§ GIVEN TASK
Can you pull out each line of the data below that includes the word "Brazil"?

▽

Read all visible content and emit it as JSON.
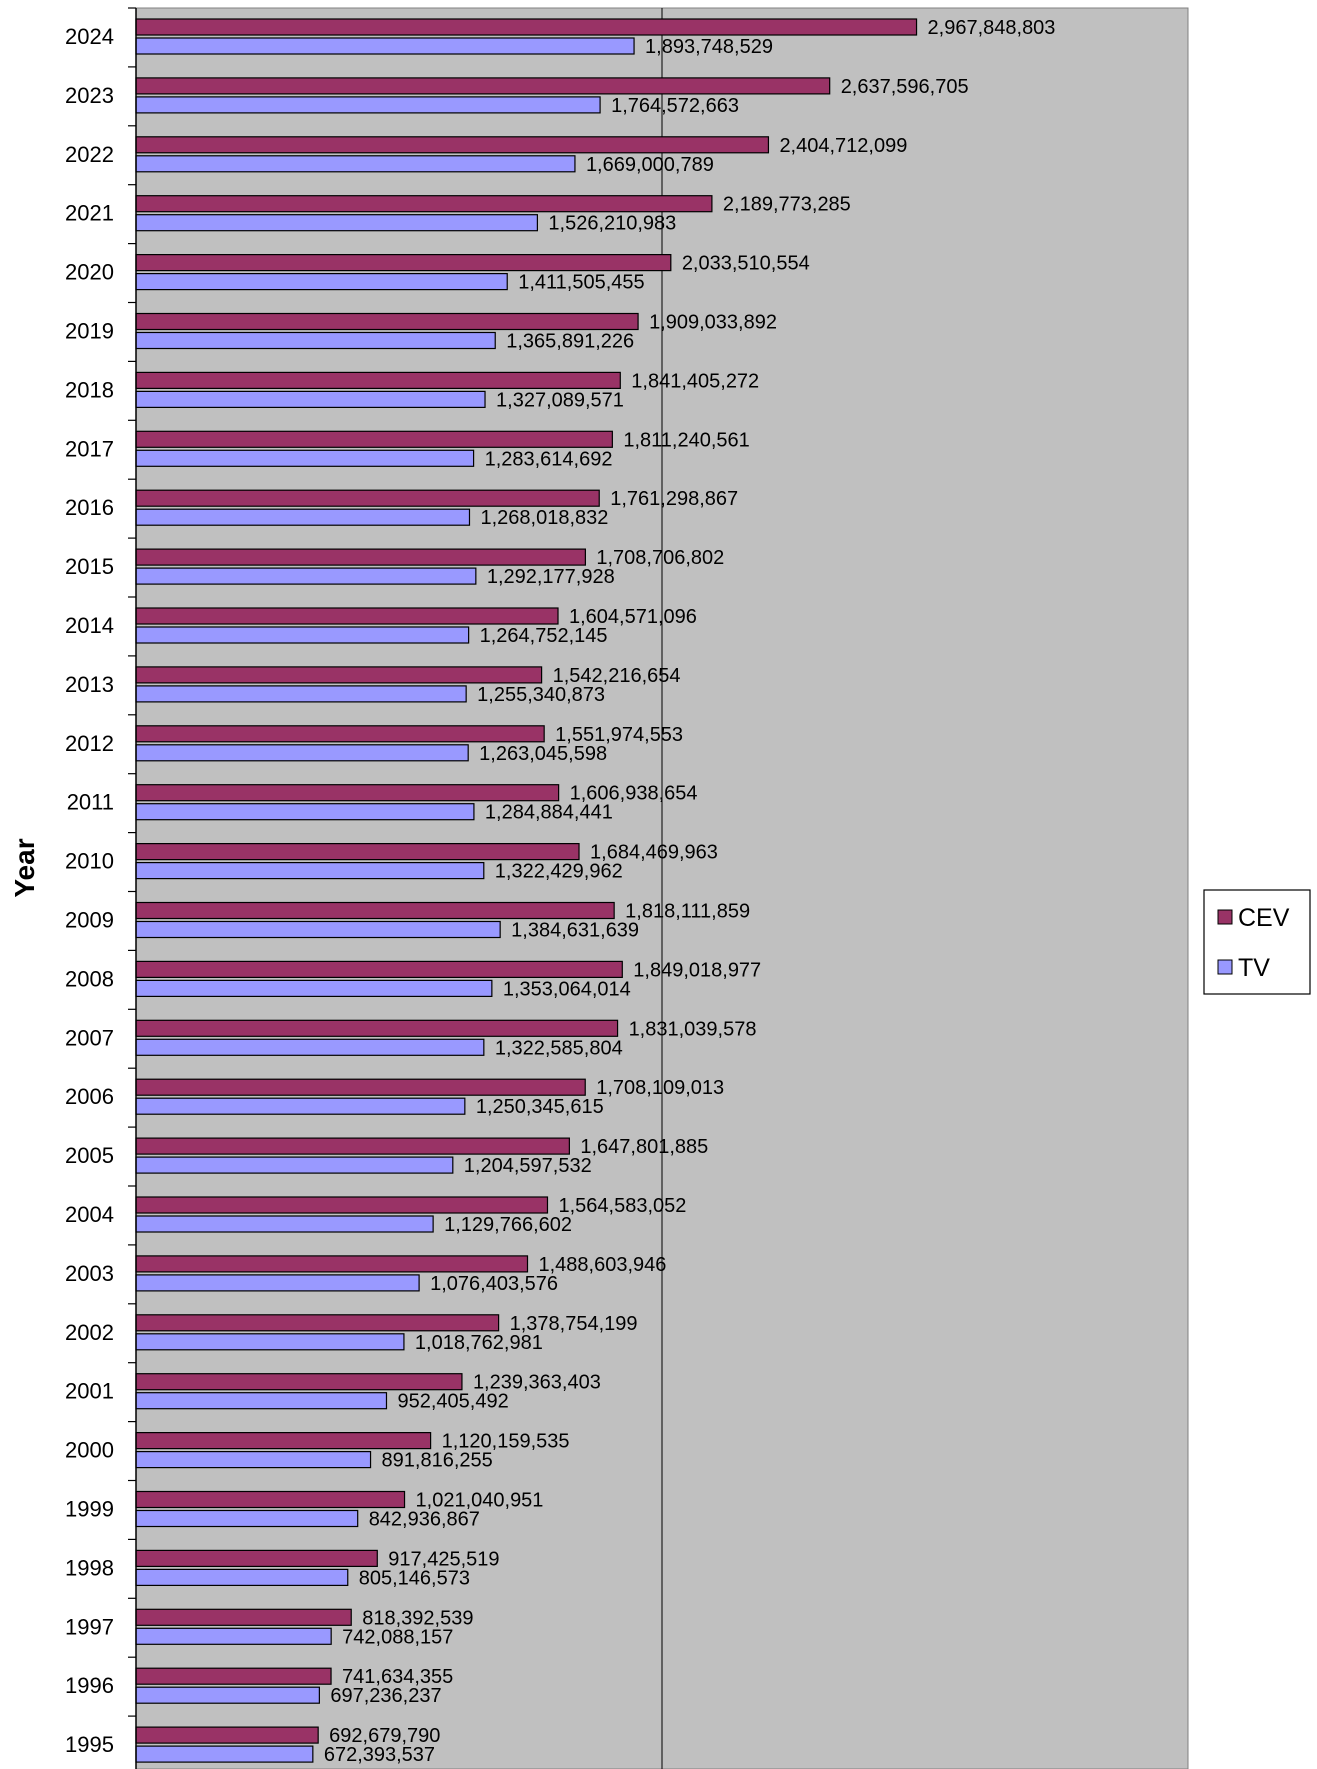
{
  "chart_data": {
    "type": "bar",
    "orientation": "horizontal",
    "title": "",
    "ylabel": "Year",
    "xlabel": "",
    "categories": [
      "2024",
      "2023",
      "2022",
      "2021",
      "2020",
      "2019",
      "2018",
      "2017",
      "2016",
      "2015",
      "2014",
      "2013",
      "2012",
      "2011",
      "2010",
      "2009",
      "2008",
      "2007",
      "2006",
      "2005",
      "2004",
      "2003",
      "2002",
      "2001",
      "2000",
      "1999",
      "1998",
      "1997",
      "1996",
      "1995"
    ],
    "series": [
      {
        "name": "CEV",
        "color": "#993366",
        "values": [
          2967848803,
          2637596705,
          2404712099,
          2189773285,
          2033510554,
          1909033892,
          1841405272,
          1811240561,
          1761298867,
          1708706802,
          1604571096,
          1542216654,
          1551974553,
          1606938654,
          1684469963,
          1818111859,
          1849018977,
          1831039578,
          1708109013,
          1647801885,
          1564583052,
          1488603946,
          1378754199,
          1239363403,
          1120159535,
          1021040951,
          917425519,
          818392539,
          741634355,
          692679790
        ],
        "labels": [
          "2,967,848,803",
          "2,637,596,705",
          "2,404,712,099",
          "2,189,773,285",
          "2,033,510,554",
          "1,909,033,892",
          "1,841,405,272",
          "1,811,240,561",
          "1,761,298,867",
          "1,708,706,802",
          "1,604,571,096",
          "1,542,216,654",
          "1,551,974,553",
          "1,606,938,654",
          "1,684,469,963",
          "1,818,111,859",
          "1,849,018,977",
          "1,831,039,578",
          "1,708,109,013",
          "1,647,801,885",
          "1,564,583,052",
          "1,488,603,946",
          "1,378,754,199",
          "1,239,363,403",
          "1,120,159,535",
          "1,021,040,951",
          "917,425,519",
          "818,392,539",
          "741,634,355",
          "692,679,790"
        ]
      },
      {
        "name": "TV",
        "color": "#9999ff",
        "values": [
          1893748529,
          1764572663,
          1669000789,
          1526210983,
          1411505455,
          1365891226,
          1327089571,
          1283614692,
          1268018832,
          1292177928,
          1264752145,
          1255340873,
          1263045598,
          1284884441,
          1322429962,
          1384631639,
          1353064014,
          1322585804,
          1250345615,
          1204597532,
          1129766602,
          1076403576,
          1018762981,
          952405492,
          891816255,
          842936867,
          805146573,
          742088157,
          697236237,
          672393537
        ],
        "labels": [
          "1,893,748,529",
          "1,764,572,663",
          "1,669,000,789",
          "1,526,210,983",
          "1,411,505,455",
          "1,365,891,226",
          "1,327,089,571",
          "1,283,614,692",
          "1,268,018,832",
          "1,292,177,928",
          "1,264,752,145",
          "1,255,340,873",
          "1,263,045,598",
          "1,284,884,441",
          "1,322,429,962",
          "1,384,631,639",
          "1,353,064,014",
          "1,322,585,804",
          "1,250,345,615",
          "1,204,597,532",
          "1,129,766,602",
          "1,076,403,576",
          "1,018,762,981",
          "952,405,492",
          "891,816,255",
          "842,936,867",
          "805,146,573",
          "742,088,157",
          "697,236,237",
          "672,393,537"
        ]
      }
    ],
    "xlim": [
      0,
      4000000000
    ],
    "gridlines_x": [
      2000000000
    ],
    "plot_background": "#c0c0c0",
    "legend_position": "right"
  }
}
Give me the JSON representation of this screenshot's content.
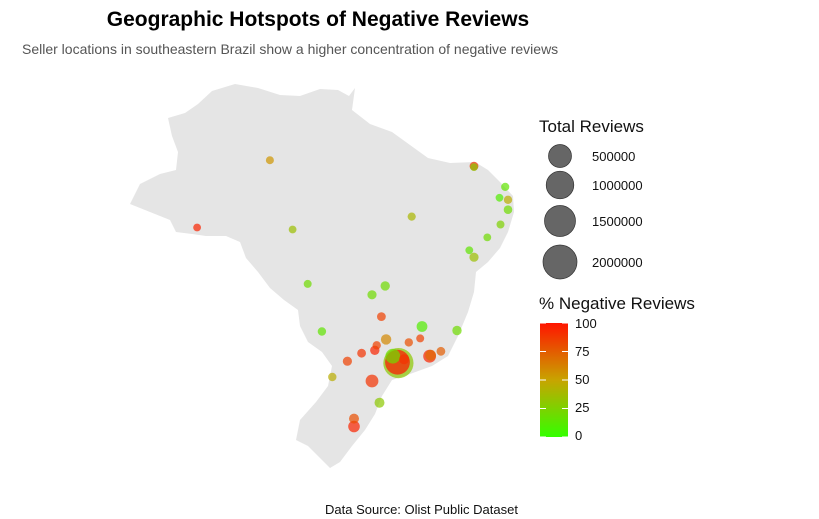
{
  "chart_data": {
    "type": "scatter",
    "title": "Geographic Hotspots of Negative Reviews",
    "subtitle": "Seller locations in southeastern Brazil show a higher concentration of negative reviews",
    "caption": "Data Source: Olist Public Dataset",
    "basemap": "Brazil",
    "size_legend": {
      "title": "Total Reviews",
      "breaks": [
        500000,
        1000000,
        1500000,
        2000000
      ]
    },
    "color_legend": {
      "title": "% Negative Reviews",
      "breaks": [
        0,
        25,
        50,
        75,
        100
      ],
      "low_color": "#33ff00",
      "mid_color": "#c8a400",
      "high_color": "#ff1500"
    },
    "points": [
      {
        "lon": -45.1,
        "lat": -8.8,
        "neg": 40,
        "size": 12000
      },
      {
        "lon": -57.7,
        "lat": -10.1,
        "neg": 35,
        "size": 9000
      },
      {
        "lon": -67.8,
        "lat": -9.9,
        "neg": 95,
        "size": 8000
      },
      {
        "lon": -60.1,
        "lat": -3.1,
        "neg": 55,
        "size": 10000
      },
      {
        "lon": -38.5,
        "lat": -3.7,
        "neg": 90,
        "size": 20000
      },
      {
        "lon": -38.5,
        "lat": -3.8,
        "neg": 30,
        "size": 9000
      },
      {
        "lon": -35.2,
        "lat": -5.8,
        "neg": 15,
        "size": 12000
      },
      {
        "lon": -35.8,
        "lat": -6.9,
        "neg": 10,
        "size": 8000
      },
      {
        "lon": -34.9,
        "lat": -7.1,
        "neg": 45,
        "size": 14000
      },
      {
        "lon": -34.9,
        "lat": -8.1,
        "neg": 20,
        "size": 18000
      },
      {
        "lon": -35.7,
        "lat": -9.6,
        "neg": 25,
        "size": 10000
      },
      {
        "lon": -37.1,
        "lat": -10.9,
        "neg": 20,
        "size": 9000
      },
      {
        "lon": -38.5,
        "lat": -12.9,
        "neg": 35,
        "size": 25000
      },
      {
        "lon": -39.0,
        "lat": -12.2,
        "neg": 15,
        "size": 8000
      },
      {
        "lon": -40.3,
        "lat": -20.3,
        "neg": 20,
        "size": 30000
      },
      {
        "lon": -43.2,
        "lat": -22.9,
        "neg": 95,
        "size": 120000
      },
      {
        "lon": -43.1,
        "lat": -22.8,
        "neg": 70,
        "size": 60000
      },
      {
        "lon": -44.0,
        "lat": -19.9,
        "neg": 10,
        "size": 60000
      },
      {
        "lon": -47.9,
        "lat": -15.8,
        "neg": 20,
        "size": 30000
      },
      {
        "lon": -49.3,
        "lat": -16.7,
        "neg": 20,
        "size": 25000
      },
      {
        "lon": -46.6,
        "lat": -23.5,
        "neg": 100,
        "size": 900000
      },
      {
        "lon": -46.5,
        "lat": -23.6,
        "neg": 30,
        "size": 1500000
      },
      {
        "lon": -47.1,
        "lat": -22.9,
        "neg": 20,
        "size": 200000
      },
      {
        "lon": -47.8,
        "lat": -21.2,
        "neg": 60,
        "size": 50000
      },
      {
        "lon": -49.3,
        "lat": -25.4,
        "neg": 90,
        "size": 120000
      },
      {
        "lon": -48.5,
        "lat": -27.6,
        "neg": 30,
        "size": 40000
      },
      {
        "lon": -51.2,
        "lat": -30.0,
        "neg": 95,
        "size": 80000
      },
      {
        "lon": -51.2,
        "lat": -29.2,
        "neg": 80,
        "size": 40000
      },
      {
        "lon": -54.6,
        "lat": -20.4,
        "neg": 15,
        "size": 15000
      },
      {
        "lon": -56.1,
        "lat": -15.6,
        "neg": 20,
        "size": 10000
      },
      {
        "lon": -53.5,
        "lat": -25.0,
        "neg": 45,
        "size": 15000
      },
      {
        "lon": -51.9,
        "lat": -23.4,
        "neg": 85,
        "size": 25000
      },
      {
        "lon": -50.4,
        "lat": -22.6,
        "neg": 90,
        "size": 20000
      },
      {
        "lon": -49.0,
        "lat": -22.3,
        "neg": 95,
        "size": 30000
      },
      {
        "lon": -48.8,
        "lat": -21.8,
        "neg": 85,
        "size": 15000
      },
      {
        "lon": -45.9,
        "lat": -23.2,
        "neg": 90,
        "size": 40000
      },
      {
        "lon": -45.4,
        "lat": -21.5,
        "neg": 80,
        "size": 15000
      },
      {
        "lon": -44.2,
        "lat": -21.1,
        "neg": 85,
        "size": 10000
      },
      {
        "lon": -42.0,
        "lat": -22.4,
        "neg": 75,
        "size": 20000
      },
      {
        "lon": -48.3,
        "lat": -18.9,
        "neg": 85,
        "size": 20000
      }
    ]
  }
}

△

§ RESPONSE FOR THIS EXERCISE
    "subtitle": "Seller locations in southeastern Brazil show a higher concentration of negative reviews",
    "basemap": "Brazil",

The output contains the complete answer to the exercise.